• **Part of a data file**
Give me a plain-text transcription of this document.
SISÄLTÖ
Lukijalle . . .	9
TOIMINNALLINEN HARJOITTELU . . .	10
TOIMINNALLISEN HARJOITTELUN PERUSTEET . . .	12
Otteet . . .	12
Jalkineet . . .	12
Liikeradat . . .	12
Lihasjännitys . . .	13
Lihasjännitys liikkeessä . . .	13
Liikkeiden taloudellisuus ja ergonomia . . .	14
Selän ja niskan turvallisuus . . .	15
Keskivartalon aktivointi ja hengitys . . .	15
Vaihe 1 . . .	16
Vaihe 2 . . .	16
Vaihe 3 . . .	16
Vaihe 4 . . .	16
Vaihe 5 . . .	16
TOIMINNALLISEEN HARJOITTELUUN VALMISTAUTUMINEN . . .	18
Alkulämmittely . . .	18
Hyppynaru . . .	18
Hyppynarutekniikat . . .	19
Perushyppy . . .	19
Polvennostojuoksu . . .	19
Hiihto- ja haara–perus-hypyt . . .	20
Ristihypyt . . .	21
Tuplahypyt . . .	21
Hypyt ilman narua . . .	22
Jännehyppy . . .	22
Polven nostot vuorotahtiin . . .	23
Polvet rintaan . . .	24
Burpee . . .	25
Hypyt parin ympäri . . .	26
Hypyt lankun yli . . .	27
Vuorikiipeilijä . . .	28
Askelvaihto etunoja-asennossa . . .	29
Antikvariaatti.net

• **Instructions to follow**
Transcribe the material exactly as it reads.

• **Written reply**
Give me a plain-text transcription of this document.
SISÄLTÖ
Lukijalle . . .	9
TOIMINNALLINEN HARJOITTELU . . .	10
TOIMINNALLISEN HARJOITTELUN PERUSTEET . . .	12
Otteet . . .	12
Jalkineet . . .	12
Liikeradat . . .	12
Lihasjännitys . . .	13
Lihasjännitys liikkeessä . . .	13
Liikkeiden taloudellisuus ja ergonomia . . .	14
Selän ja niskan turvallisuus . . .	15
Keskivartalon aktivointi ja hengitys . . .	15
Vaihe 1 . . .	16
Vaihe 2 . . .	16
Vaihe 3 . . .	16
Vaihe 4 . . .	16
Vaihe 5 . . .	16
TOIMINNALLISEEN HARJOITTELUUN VALMISTAUTUMINEN . . .	18
Alkulämmittely . . .	18
Hyppynaru . . .	18
Hyppynarutekniikat . . .	19
Perushyppy . . .	19
Polvennostojuoksu . . .	19
Hiihto- ja haara–perus-hypyt . . .	20
Ristihypyt . . .	21
Tuplahypyt . . .	21
Hypyt ilman narua . . .	22
Jännehyppy . . .	22
Polven nostot vuorotahtiin . . .	23
Polvet rintaan . . .	24
Burpee . . .	25
Hypyt parin ympäri . . .	26
Hypyt lankun yli . . .	27
Vuorikiipeilijä . . .	28
Askelvaihto etunoja-asennossa . . .	29
Antikvariaatti.net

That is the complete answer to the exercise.